- [ENTRIES]:
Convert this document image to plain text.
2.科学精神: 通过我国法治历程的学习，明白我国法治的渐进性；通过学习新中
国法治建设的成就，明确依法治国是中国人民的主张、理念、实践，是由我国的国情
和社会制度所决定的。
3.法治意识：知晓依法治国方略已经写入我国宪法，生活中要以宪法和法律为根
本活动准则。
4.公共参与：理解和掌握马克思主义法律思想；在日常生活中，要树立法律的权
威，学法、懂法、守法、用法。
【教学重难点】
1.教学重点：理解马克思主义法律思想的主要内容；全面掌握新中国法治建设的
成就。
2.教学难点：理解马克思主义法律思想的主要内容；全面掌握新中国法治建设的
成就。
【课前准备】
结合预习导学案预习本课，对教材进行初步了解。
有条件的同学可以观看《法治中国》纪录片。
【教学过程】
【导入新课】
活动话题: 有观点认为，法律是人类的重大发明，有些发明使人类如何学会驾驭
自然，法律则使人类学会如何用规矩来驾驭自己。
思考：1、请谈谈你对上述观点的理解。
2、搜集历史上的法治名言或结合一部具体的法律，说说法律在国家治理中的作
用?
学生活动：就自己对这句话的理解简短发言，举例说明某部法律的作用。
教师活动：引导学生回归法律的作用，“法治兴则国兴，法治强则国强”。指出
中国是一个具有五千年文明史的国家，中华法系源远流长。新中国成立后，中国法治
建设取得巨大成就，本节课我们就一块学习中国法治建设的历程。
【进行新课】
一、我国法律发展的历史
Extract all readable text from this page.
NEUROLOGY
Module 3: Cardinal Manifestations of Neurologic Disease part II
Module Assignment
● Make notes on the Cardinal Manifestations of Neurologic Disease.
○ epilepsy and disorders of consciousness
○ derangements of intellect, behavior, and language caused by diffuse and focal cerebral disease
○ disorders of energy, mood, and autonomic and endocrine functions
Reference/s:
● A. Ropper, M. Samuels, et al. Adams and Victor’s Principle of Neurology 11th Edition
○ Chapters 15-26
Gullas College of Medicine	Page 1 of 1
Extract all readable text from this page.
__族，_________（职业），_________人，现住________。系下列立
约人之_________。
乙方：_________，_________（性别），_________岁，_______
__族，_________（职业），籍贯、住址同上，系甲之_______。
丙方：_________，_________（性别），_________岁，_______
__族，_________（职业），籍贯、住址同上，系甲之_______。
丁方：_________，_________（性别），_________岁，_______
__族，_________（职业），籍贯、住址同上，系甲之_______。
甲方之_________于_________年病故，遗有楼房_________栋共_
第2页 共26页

- [EXERCISE TASK]: Pull every line containing the word "Cardinal" out of the material.

- [SOLUTION]:
Module 3: Cardinal Manifestations of Neurologic Disease part II
● Make notes on the Cardinal Manifestations of Neurologic Disease.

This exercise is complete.